Find each line with the string "Love" and report it.
━━━ SUPPLIED INFORMATION ━━━
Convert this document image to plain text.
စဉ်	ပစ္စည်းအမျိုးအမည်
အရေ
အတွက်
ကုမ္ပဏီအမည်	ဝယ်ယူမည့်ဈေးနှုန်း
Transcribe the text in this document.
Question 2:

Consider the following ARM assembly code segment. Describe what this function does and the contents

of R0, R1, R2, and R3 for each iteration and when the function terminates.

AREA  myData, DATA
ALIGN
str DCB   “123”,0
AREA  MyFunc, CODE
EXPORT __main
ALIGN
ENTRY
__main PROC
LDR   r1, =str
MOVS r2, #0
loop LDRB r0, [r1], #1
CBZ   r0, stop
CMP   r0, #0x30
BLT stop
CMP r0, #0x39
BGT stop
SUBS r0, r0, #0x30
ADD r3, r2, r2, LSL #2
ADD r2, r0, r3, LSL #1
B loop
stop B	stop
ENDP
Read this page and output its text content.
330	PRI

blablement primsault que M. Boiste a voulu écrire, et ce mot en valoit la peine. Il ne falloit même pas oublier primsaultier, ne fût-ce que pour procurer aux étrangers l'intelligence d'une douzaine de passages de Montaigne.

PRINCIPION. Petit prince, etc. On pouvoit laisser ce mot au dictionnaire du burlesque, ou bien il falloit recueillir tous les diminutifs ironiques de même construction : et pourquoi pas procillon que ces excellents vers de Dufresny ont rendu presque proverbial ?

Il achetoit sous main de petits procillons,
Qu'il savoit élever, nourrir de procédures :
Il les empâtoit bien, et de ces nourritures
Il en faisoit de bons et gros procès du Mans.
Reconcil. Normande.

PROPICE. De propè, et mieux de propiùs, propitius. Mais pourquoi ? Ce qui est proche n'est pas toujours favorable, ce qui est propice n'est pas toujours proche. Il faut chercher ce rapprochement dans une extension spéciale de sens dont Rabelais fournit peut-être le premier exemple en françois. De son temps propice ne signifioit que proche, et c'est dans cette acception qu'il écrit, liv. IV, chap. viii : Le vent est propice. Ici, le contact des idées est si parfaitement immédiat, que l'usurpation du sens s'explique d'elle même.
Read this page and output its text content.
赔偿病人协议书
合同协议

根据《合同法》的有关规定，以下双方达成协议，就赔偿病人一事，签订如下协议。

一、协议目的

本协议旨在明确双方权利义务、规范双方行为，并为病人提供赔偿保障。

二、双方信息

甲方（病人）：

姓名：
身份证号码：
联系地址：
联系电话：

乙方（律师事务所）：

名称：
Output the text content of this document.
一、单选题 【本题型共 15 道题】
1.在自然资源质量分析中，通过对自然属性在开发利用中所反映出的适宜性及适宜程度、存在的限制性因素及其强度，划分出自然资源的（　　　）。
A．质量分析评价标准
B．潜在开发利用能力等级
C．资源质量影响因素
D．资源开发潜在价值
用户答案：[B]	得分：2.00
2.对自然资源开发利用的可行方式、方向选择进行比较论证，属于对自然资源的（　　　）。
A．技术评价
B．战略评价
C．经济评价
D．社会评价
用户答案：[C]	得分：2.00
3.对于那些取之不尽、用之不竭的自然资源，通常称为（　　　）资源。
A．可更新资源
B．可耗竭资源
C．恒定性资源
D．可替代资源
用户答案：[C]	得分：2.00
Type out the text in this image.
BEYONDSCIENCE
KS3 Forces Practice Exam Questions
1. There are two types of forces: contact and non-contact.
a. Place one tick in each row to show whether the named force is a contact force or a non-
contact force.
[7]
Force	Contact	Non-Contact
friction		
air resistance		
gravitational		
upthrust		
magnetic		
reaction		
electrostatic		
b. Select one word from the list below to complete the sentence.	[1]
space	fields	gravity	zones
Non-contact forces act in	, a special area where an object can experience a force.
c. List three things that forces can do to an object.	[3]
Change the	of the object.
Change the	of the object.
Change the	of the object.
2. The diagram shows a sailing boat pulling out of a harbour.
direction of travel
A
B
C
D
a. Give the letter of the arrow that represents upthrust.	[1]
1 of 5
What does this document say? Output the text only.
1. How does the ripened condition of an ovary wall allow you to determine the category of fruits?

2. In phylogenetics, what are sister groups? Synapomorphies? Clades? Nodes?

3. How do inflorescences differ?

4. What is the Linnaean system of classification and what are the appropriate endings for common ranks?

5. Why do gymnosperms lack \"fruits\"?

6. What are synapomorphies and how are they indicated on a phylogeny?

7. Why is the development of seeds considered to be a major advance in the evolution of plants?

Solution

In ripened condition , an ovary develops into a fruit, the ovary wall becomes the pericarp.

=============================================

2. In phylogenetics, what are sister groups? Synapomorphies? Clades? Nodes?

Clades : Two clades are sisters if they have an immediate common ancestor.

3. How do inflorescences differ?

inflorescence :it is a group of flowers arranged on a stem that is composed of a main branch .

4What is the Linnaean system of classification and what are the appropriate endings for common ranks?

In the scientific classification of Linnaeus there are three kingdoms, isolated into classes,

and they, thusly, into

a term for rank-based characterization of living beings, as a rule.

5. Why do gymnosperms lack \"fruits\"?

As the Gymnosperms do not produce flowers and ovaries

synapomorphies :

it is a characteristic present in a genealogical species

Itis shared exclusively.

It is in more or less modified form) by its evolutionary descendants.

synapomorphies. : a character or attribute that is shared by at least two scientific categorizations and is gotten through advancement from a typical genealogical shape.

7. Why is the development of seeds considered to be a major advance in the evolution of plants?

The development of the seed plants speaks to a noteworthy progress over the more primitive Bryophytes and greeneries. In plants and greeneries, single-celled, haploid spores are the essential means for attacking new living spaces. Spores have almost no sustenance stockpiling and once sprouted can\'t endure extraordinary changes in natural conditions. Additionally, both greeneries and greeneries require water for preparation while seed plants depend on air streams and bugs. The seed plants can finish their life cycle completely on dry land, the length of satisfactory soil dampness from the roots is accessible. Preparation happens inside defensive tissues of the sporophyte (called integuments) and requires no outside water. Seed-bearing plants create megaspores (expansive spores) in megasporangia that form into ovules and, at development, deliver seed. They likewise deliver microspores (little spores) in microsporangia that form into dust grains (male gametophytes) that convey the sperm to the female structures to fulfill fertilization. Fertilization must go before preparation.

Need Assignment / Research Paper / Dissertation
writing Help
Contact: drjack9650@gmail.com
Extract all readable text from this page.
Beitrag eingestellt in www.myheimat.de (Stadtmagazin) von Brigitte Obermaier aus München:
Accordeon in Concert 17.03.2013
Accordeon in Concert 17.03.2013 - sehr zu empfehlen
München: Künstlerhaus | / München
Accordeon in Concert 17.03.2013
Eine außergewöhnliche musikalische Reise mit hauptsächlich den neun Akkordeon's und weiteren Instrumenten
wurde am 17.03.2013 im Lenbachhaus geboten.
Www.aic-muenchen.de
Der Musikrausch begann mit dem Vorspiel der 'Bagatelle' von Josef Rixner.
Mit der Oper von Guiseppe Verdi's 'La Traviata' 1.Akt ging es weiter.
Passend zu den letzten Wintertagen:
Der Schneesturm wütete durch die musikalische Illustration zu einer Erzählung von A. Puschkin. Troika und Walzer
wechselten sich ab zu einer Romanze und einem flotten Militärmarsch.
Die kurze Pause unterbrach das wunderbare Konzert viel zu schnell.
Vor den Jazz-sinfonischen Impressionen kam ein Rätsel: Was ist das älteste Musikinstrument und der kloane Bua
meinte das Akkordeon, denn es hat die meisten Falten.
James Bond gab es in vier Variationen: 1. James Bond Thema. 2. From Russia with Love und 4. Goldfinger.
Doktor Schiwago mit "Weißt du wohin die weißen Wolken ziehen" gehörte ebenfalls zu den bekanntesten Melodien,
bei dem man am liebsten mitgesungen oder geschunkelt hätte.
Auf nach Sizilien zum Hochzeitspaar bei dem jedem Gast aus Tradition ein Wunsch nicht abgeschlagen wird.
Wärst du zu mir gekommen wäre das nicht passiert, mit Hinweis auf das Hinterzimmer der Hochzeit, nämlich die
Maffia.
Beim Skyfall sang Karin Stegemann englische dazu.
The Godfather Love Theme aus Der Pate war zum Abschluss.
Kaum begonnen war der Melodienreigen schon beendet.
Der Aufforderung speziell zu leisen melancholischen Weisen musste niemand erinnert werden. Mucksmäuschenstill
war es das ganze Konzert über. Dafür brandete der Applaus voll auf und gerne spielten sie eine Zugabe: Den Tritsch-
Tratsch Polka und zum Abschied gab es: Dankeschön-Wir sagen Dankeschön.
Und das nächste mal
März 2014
━━━
TASK OUTPUT:
James Bond gab es in vier Variationen: 1. James Bond Thema. 2. From Russia with Love und 4. Goldfinger.
The Godfather Love Theme aus Der Pate war zum Abschluss.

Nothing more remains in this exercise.